> Task
The records below must be copied in full; omit the images.

> Material for this exercise
==*==
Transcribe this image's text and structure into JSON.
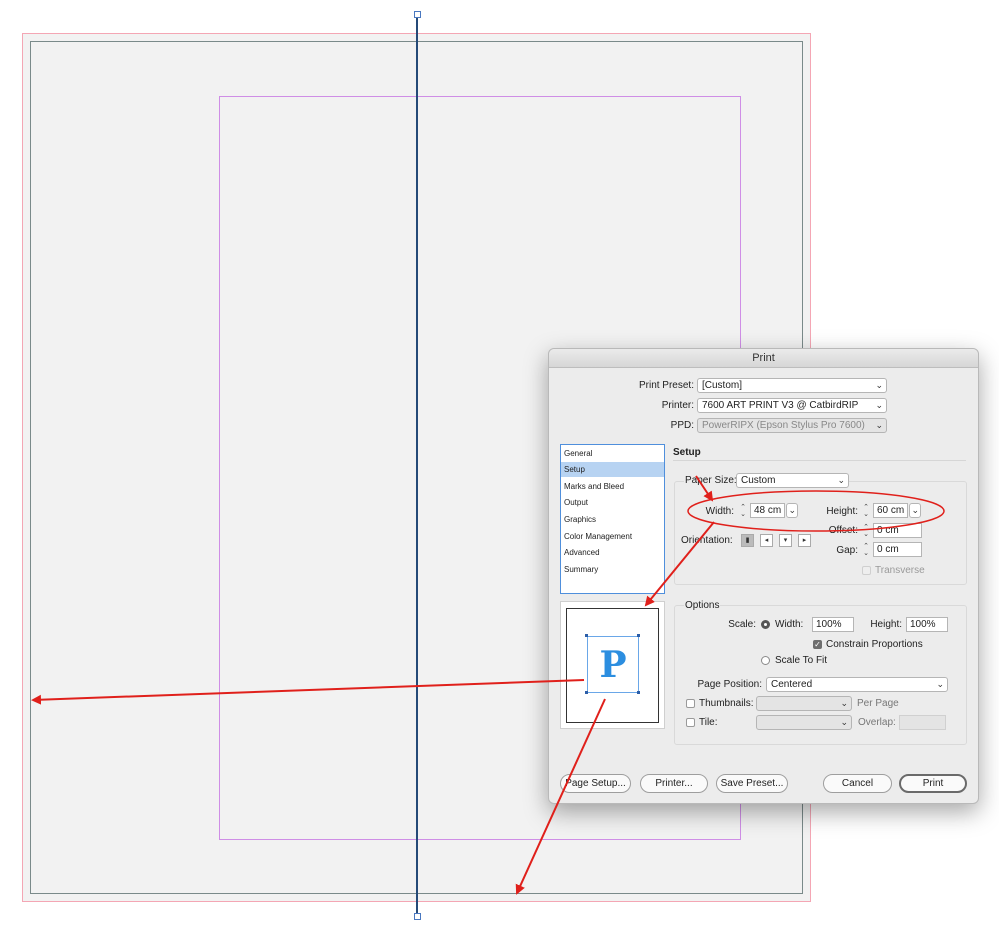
{
  "window_title": "Print",
  "print_preset": {
    "label": "Print Preset:",
    "value": "[Custom]"
  },
  "printer": {
    "label": "Printer:",
    "value": "7600 ART PRINT V3 @ CatbirdRIP"
  },
  "ppd": {
    "label": "PPD:",
    "value": "PowerRIPX (Epson Stylus Pro 7600)"
  },
  "sidebar": {
    "items": [
      {
        "label": "General",
        "selected": false
      },
      {
        "label": "Setup",
        "selected": true
      },
      {
        "label": "Marks and Bleed",
        "selected": false
      },
      {
        "label": "Output",
        "selected": false
      },
      {
        "label": "Graphics",
        "selected": false
      },
      {
        "label": "Color Management",
        "selected": false
      },
      {
        "label": "Advanced",
        "selected": false
      },
      {
        "label": "Summary",
        "selected": false
      }
    ]
  },
  "setup": {
    "section_title": "Setup",
    "paper_size": {
      "label": "Paper Size:",
      "value": "Custom"
    },
    "width": {
      "label": "Width:",
      "value": "48 cm"
    },
    "height": {
      "label": "Height:",
      "value": "60 cm"
    },
    "offset": {
      "label": "Offset:",
      "value": "0 cm"
    },
    "gap": {
      "label": "Gap:",
      "value": "0 cm"
    },
    "orientation_label": "Orientation:",
    "transverse_label": "Transverse"
  },
  "options": {
    "title": "Options",
    "scale_label": "Scale:",
    "width_label": "Width:",
    "width_value": "100%",
    "height_label": "Height:",
    "height_value": "100%",
    "constrain_label": "Constrain Proportions",
    "scale_to_fit_label": "Scale To Fit",
    "page_position_label": "Page Position:",
    "page_position_value": "Centered",
    "thumbnails_label": "Thumbnails:",
    "per_page_label": "Per Page",
    "tile_label": "Tile:",
    "overlap_label": "Overlap:"
  },
  "preview": {
    "glyph": "P"
  },
  "buttons": {
    "page_setup": "Page Setup...",
    "printer": "Printer...",
    "save_preset": "Save Preset...",
    "cancel": "Cancel",
    "print": "Print"
  },
  "colors": {
    "annotation": "#e0201b",
    "selection": "#b7d3f2",
    "guide": "#254a78"
  }
}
==*==
> Result for this exercise
Transcribe this image's text and structure into JSON.
{
  "window_title": "Print",
  "print_preset": {
    "label": "Print Preset:",
    "value": "[Custom]"
  },
  "printer": {
    "label": "Printer:",
    "value": "7600 ART PRINT V3 @ CatbirdRIP"
  },
  "ppd": {
    "label": "PPD:",
    "value": "PowerRIPX (Epson Stylus Pro 7600)"
  },
  "sidebar": {
    "items": [
      {
        "label": "General",
        "selected": false
      },
      {
        "label": "Setup",
        "selected": true
      },
      {
        "label": "Marks and Bleed",
        "selected": false
      },
      {
        "label": "Output",
        "selected": false
      },
      {
        "label": "Graphics",
        "selected": false
      },
      {
        "label": "Color Management",
        "selected": false
      },
      {
        "label": "Advanced",
        "selected": false
      },
      {
        "label": "Summary",
        "selected": false
      }
    ]
  },
  "setup": {
    "section_title": "Setup",
    "paper_size": {
      "label": "Paper Size:",
      "value": "Custom"
    },
    "width": {
      "label": "Width:",
      "value": "48 cm"
    },
    "height": {
      "label": "Height:",
      "value": "60 cm"
    },
    "offset": {
      "label": "Offset:",
      "value": "0 cm"
    },
    "gap": {
      "label": "Gap:",
      "value": "0 cm"
    },
    "orientation_label": "Orientation:",
    "transverse_label": "Transverse"
  },
  "options": {
    "title": "Options",
    "scale_label": "Scale:",
    "width_label": "Width:",
    "width_value": "100%",
    "height_label": "Height:",
    "height_value": "100%",
    "constrain_label": "Constrain Proportions",
    "scale_to_fit_label": "Scale To Fit",
    "page_position_label": "Page Position:",
    "page_position_value": "Centered",
    "thumbnails_label": "Thumbnails:",
    "per_page_label": "Per Page",
    "tile_label": "Tile:",
    "overlap_label": "Overlap:"
  },
  "preview": {
    "glyph": "P"
  },
  "buttons": {
    "page_setup": "Page Setup...",
    "printer": "Printer...",
    "save_preset": "Save Preset...",
    "cancel": "Cancel",
    "print": "Print"
  },
  "colors": {
    "annotation": "#e0201b",
    "selection": "#b7d3f2",
    "guide": "#254a78"
  }
}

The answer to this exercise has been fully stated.